[Exercise prompt]:
Quote each line of the material verbatim, without the pictures.

— start of Material for this exercise —

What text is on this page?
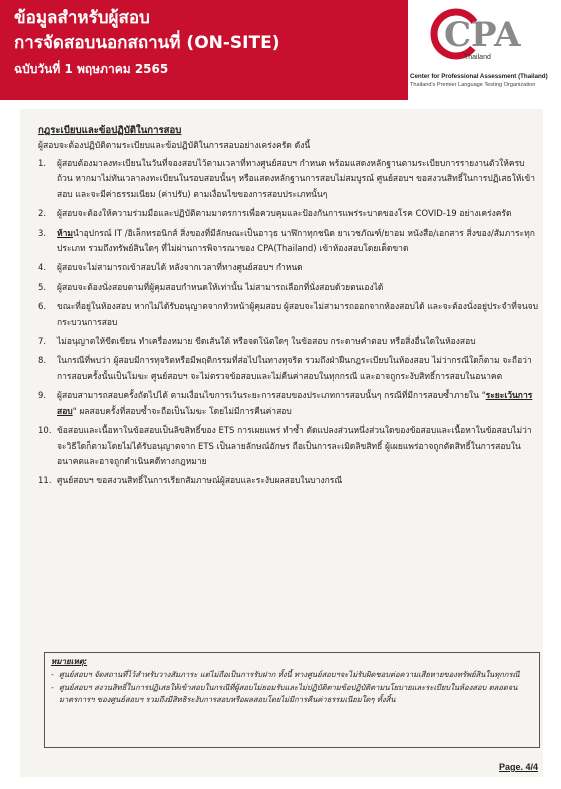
ข้อมูลสำหรับผู้สอบ
การจัดสอบนอกสถานที่ (ON-SITE)
ฉบับวันที่ 1 พฤษภาคม 2565
CPA
Thailand
Center for Professional Assessment (Thailand)
Thailand's Premier Language Testing Organization
กฎระเบียบและข้อปฏิบัติในการสอบ
ผู้สอบจะต้องปฏิบัติตามระเบียบและข้อปฏิบัติในการสอบอย่างเคร่งครัด ดังนี้
1. ผู้สอบต้องมาลงทะเบียนในวันที่จองสอบไว้ตามเวลาที่ทางศูนย์สอบฯ กำหนด พร้อมแสดงหลักฐานตามระเบียบการรายงานตัวให้ครบถ้วน หากมาไม่ทันเวลาลงทะเบียนในรอบสอบนั้นๆ หรือแสดงหลักฐานการสอบไม่สมบูรณ์ ศูนย์สอบฯ ขอสงวนสิทธิ์ในการปฏิเสธให้เข้าสอบ และจะมีค่าธรรมเนียม (ค่าปรับ) ตามเงื่อนไขของการสอบประเภทนั้นๆ
2. ผู้สอบจะต้องให้ความร่วมมือและปฏิบัติตามมาตรการเพื่อควบคุมและป้องกันการแพร่ระบาดของโรค COVID-19 อย่างเคร่งครัด
3. ห้ามนำอุปกรณ์ IT /อิเล็กทรอนิกส์ สิ่งของที่มีลักษณะเป็นอาวุธ นาฬิกาทุกชนิด ยาเวชภัณฑ์/ยาอม หนังสือ/เอกสาร สิ่งของ/สัมภาระทุกประเภท รวมถึงทรัพย์สินใดๆ ที่ไม่ผ่านการพิจารณาของ CPA(Thailand) เข้าห้องสอบโดยเด็ดขาด
4. ผู้สอบจะไม่สามารถเข้าสอบได้ หลังจากเวลาที่ทางศูนย์สอบฯ กำหนด
5. ผู้สอบจะต้องนั่งสอบตามที่ผู้คุมสอบกำหนดให้เท่านั้น ไม่สามารถเลือกที่นั่งสอบด้วยตนเองได้
6. ขณะที่อยู่ในห้องสอบ หากไม่ได้รับอนุญาตจากหัวหน้าผู้คุมสอบ ผู้สอบจะไม่สามารถออกจากห้องสอบได้ และจะต้องนั่งอยู่ประจำที่จนจบกระบวนการสอบ
7. ไม่อนุญาตให้ขีดเขียน ทำเครื่องหมาย ขีดเส้นใต้ หรือจดโน้ตใดๆ ในข้อสอบ กระดาษคำตอบ หรือสิ่งอื่นใดในห้องสอบ
8. ในกรณีที่พบว่า ผู้สอบมีการทุจริตหรือมีพฤติกรรมที่ส่อไปในทางทุจริต รวมถึงฝ่าฝืนกฎระเบียบในห้องสอบ ไม่ว่ากรณีใดก็ตาม จะถือว่าการสอบครั้งนั้นเป็นโมฆะ ศูนย์สอบฯ จะไม่ตรวจข้อสอบและไม่คืนค่าสอบในทุกกรณี และอาจถูกระงับสิทธิ์การสอบในอนาคต
9. ผู้สอบสามารถสอบครั้งถัดไปได้ ตามเงื่อนไขการเว้นระยะการสอบของประเภทการสอบนั้นๆ กรณีที่มีการสอบซ้ำภายใน "ระยะเว้นการสอบ" ผลสอบครั้งที่สอบซ้ำจะถือเป็นโมฆะ โดยไม่มีการคืนค่าสอบ
10. ข้อสอบและเนื้อหาในข้อสอบเป็นลิขสิทธิ์ของ ETS การเผยแพร่ ทำซ้ำ ดัดแปลงส่วนหนึ่งส่วนใดของข้อสอบและเนื้อหาในข้อสอบไม่ว่าจะวิธีใดก็ตามโดยไม่ได้รับอนุญาตจาก ETS เป็นลายลักษณ์อักษร ถือเป็นการละเมิดลิขสิทธิ์ ผู้เผยแพร่อาจถูกตัดสิทธิ์ในการสอบในอนาคตและอาจถูกดำเนินคดีทางกฎหมาย
11. ศูนย์สอบฯ ขอสงวนสิทธิ์ในการเรียกสัมภาษณ์ผู้สอบและระงับผลสอบในบางกรณี
หมายเหตุ:
- ศูนย์สอบฯ จัดสถานที่ไว้สำหรับวางสัมภาระ แต่ไม่ถือเป็นการรับฝาก ทั้งนี้ ทางศูนย์สอบฯจะไม่รับผิดชอบต่อความเสียหายของทรัพย์สินในทุกกรณี
- ศูนย์สอบฯ สงวนสิทธิ์ในการปฏิเสธให้เข้าสอบในกรณีที่ผู้สอบไม่ยอมรับและไม่ปฏิบัติตามข้อปฏิบัติตามนโยบายและระเบียบในห้องสอบ ตลอดจนมาตรการฯ ของศูนย์สอบฯ รวมถึงมีสิทธิระงับการสอบหรือผลสอบโดยไม่มีการคืนค่าธรรมเนียมใดๆ ทั้งสิ้น
Page. 4/4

— end of Material for this exercise —

[Task solution]:
What text is on this page?
ข้อมูลสำหรับผู้สอบ
การจัดสอบนอกสถานที่ (ON-SITE)
ฉบับวันที่ 1 พฤษภาคม 2565
CPA
Thailand
Center for Professional Assessment (Thailand)
Thailand's Premier Language Testing Organization
กฎระเบียบและข้อปฏิบัติในการสอบ
ผู้สอบจะต้องปฏิบัติตามระเบียบและข้อปฏิบัติในการสอบอย่างเคร่งครัด ดังนี้
1. ผู้สอบต้องมาลงทะเบียนในวันที่จองสอบไว้ตามเวลาที่ทางศูนย์สอบฯ กำหนด พร้อมแสดงหลักฐานตามระเบียบการรายงานตัวให้ครบถ้วน หากมาไม่ทันเวลาลงทะเบียนในรอบสอบนั้นๆ หรือแสดงหลักฐานการสอบไม่สมบูรณ์ ศูนย์สอบฯ ขอสงวนสิทธิ์ในการปฏิเสธให้เข้าสอบ และจะมีค่าธรรมเนียม (ค่าปรับ) ตามเงื่อนไขของการสอบประเภทนั้นๆ
2. ผู้สอบจะต้องให้ความร่วมมือและปฏิบัติตามมาตรการเพื่อควบคุมและป้องกันการแพร่ระบาดของโรค COVID-19 อย่างเคร่งครัด
3. ห้ามนำอุปกรณ์ IT /อิเล็กทรอนิกส์ สิ่งของที่มีลักษณะเป็นอาวุธ นาฬิกาทุกชนิด ยาเวชภัณฑ์/ยาอม หนังสือ/เอกสาร สิ่งของ/สัมภาระทุกประเภท รวมถึงทรัพย์สินใดๆ ที่ไม่ผ่านการพิจารณาของ CPA(Thailand) เข้าห้องสอบโดยเด็ดขาด
4. ผู้สอบจะไม่สามารถเข้าสอบได้ หลังจากเวลาที่ทางศูนย์สอบฯ กำหนด
5. ผู้สอบจะต้องนั่งสอบตามที่ผู้คุมสอบกำหนดให้เท่านั้น ไม่สามารถเลือกที่นั่งสอบด้วยตนเองได้
6. ขณะที่อยู่ในห้องสอบ หากไม่ได้รับอนุญาตจากหัวหน้าผู้คุมสอบ ผู้สอบจะไม่สามารถออกจากห้องสอบได้ และจะต้องนั่งอยู่ประจำที่จนจบกระบวนการสอบ
7. ไม่อนุญาตให้ขีดเขียน ทำเครื่องหมาย ขีดเส้นใต้ หรือจดโน้ตใดๆ ในข้อสอบ กระดาษคำตอบ หรือสิ่งอื่นใดในห้องสอบ
8. ในกรณีที่พบว่า ผู้สอบมีการทุจริตหรือมีพฤติกรรมที่ส่อไปในทางทุจริต รวมถึงฝ่าฝืนกฎระเบียบในห้องสอบ ไม่ว่ากรณีใดก็ตาม จะถือว่าการสอบครั้งนั้นเป็นโมฆะ ศูนย์สอบฯ จะไม่ตรวจข้อสอบและไม่คืนค่าสอบในทุกกรณี และอาจถูกระงับสิทธิ์การสอบในอนาคต
9. ผู้สอบสามารถสอบครั้งถัดไปได้ ตามเงื่อนไขการเว้นระยะการสอบของประเภทการสอบนั้นๆ กรณีที่มีการสอบซ้ำภายใน "ระยะเว้นการสอบ" ผลสอบครั้งที่สอบซ้ำจะถือเป็นโมฆะ โดยไม่มีการคืนค่าสอบ
10. ข้อสอบและเนื้อหาในข้อสอบเป็นลิขสิทธิ์ของ ETS การเผยแพร่ ทำซ้ำ ดัดแปลงส่วนหนึ่งส่วนใดของข้อสอบและเนื้อหาในข้อสอบไม่ว่าจะวิธีใดก็ตามโดยไม่ได้รับอนุญาตจาก ETS เป็นลายลักษณ์อักษร ถือเป็นการละเมิดลิขสิทธิ์ ผู้เผยแพร่อาจถูกตัดสิทธิ์ในการสอบในอนาคตและอาจถูกดำเนินคดีทางกฎหมาย
11. ศูนย์สอบฯ ขอสงวนสิทธิ์ในการเรียกสัมภาษณ์ผู้สอบและระงับผลสอบในบางกรณี
หมายเหตุ:
- ศูนย์สอบฯ จัดสถานที่ไว้สำหรับวางสัมภาระ แต่ไม่ถือเป็นการรับฝาก ทั้งนี้ ทางศูนย์สอบฯจะไม่รับผิดชอบต่อความเสียหายของทรัพย์สินในทุกกรณี
- ศูนย์สอบฯ สงวนสิทธิ์ในการปฏิเสธให้เข้าสอบในกรณีที่ผู้สอบไม่ยอมรับและไม่ปฏิบัติตามข้อปฏิบัติตามนโยบายและระเบียบในห้องสอบ ตลอดจนมาตรการฯ ของศูนย์สอบฯ รวมถึงมีสิทธิระงับการสอบหรือผลสอบโดยไม่มีการคืนค่าธรรมเนียมใดๆ ทั้งสิ้น
Page. 4/4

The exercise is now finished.